-- start of SUPPLIED INFORMATION --
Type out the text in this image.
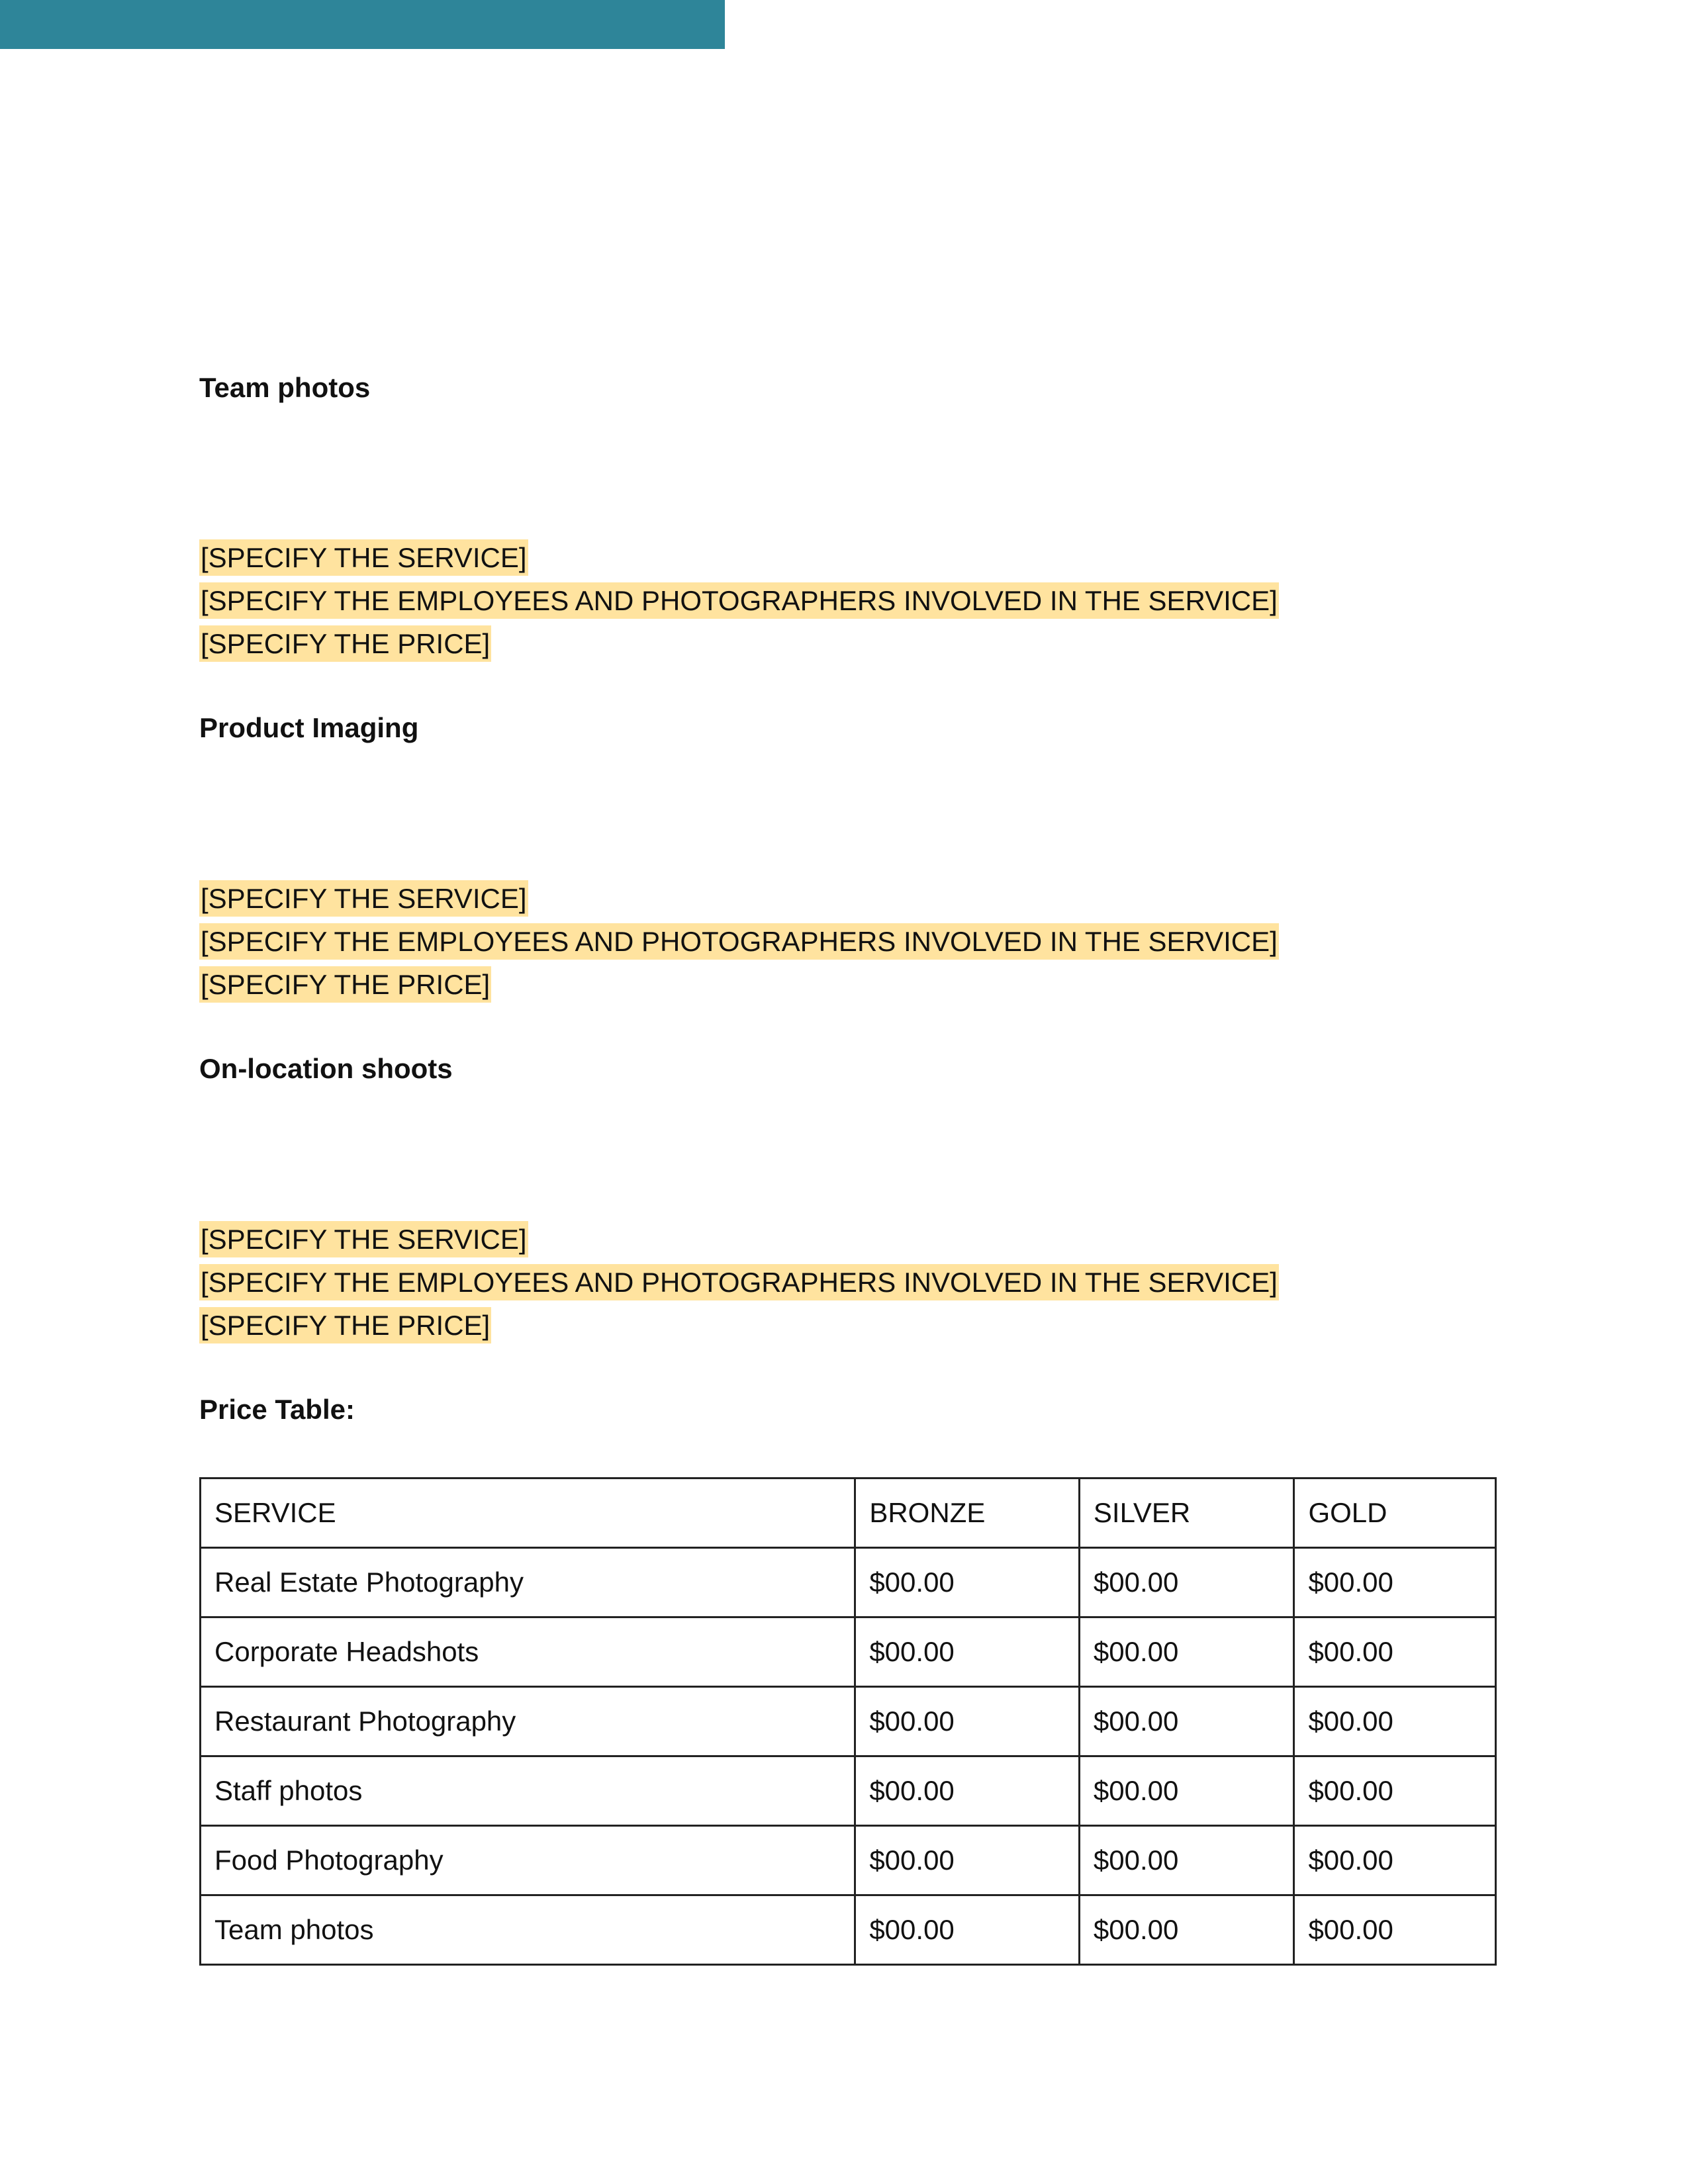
Team photos
[SPECIFY THE SERVICE]
[SPECIFY THE EMPLOYEES AND PHOTOGRAPHERS INVOLVED IN THE SERVICE]
[SPECIFY THE PRICE]
Product Imaging
[SPECIFY THE SERVICE]
[SPECIFY THE EMPLOYEES AND PHOTOGRAPHERS INVOLVED IN THE SERVICE]
[SPECIFY THE PRICE]
On-location shoots
[SPECIFY THE SERVICE]
[SPECIFY THE EMPLOYEES AND PHOTOGRAPHERS INVOLVED IN THE SERVICE]
[SPECIFY THE PRICE]
Price Table:
SERVICE	BRONZE	SILVER	GOLD
Real Estate Photography	$00.00	$00.00	$00.00
Corporate Headshots	$00.00	$00.00	$00.00
Restaurant Photography	$00.00	$00.00	$00.00
Staff photos	$00.00	$00.00	$00.00
Food Photography	$00.00	$00.00	$00.00
Team photos	$00.00	$00.00	$00.00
-- end of SUPPLIED INFORMATION --
THE REQUEST => Report how many lines in this data include the string "Photography", and nothing else.

RESULT OF THIS EXERCISE => 3